(Records about charts and figures)
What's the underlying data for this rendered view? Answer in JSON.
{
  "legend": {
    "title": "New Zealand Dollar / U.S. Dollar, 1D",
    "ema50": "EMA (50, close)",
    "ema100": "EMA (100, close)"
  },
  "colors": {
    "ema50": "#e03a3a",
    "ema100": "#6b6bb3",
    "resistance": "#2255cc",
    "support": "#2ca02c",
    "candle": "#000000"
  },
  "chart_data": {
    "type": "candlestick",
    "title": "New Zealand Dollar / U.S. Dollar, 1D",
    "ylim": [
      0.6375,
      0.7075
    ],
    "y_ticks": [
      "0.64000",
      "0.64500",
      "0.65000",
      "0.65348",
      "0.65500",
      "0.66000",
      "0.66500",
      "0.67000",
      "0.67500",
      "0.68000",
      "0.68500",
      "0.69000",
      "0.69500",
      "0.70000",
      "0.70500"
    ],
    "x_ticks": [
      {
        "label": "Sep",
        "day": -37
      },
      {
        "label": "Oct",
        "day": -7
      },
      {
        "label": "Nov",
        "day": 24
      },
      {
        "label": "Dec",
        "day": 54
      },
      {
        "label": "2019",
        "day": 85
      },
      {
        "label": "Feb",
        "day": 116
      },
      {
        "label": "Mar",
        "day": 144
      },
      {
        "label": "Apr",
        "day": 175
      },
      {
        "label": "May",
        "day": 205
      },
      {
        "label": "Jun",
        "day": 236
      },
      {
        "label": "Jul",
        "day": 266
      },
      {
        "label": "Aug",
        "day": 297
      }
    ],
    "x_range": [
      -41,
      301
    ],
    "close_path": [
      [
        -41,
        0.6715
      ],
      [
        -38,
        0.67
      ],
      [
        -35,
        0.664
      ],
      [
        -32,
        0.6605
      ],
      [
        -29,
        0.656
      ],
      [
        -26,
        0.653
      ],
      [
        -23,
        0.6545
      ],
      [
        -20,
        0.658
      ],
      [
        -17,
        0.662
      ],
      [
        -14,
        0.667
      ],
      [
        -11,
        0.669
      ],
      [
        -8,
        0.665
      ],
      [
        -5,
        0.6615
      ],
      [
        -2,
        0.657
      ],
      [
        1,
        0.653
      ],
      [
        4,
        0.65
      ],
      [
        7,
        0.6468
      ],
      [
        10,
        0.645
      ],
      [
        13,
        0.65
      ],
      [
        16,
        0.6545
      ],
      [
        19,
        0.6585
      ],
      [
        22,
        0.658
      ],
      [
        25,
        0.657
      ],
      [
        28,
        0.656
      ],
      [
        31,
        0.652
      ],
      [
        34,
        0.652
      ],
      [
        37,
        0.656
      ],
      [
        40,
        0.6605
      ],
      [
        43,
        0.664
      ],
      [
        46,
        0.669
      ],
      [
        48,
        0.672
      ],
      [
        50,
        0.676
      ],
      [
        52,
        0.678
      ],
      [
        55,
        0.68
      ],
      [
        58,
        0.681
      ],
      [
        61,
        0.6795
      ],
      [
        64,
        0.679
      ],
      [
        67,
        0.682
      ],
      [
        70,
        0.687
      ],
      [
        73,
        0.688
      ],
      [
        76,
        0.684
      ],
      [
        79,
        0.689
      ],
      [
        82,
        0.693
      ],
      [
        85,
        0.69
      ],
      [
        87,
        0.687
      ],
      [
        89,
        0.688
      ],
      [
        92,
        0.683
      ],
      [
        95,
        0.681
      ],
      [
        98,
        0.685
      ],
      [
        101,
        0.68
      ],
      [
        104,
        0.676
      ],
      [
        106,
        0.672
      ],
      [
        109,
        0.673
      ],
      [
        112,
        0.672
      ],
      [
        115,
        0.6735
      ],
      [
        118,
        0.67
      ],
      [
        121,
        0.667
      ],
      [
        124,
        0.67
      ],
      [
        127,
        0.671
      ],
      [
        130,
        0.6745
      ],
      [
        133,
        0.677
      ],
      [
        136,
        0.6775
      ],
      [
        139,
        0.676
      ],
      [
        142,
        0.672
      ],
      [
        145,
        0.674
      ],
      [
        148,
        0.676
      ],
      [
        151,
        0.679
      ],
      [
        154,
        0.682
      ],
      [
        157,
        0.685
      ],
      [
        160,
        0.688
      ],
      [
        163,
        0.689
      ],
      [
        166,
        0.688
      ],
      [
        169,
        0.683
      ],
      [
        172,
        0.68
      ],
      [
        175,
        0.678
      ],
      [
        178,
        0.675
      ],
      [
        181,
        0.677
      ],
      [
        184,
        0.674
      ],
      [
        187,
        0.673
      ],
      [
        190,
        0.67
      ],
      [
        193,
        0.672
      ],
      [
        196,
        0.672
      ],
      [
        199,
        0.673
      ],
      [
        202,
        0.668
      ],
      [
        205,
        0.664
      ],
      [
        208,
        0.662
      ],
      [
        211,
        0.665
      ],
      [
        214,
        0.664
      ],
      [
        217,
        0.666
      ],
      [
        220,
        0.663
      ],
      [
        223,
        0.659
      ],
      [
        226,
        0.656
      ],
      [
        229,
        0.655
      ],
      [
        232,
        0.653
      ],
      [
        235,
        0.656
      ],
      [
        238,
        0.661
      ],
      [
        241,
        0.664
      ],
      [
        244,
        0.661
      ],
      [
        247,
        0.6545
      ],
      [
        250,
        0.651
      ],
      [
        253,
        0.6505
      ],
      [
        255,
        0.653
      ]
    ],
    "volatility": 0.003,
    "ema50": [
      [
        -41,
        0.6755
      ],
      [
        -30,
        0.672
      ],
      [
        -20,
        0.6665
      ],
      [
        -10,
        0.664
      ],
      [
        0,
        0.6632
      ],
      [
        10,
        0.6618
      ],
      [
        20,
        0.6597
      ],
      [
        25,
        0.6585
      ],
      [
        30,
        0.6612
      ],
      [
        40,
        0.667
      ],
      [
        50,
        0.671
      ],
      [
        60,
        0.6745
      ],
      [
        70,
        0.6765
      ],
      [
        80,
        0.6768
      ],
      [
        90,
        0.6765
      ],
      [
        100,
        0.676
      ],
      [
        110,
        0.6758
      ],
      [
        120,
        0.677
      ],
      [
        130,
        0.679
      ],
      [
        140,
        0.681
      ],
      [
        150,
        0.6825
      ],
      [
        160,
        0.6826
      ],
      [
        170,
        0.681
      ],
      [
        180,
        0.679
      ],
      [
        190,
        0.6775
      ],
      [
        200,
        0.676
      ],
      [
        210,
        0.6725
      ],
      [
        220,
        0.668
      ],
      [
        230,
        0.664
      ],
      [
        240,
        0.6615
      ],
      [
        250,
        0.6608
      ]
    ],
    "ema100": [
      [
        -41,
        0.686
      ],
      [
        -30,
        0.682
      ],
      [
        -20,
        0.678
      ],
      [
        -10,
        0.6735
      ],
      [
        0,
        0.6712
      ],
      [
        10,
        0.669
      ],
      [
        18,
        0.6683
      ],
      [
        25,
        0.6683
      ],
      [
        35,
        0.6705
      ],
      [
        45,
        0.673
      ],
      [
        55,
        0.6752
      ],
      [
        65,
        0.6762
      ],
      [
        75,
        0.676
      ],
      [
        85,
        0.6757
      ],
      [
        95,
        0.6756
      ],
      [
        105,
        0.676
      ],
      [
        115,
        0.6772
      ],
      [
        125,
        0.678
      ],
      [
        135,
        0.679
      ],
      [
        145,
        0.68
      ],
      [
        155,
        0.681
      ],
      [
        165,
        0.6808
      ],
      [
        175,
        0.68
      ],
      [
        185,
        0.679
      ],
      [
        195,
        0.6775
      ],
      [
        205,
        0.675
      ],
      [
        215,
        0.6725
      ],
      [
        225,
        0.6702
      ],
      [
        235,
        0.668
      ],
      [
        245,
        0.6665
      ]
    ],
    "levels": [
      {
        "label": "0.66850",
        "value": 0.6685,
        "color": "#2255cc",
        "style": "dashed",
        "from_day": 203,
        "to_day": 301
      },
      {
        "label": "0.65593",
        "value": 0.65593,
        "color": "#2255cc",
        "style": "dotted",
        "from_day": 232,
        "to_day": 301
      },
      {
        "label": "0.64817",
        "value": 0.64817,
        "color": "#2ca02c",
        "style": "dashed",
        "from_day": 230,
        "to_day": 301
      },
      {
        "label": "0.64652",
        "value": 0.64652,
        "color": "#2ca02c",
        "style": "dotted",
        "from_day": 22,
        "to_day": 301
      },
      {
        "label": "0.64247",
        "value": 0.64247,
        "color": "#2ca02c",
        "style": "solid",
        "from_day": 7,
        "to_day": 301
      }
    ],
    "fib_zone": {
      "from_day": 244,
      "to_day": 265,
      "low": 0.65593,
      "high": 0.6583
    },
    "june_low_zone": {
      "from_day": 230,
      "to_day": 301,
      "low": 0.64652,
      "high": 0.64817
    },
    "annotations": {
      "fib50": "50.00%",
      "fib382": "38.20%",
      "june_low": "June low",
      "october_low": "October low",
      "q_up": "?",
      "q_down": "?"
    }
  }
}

* Exercise details: Which lines hold the string "value"? Copy all of them from the data above.

* Result below:
        "value": 0.6685,
        "value": 0.65593,
        "value": 0.64817,
        "value": 0.64652,
        "value": 0.64247,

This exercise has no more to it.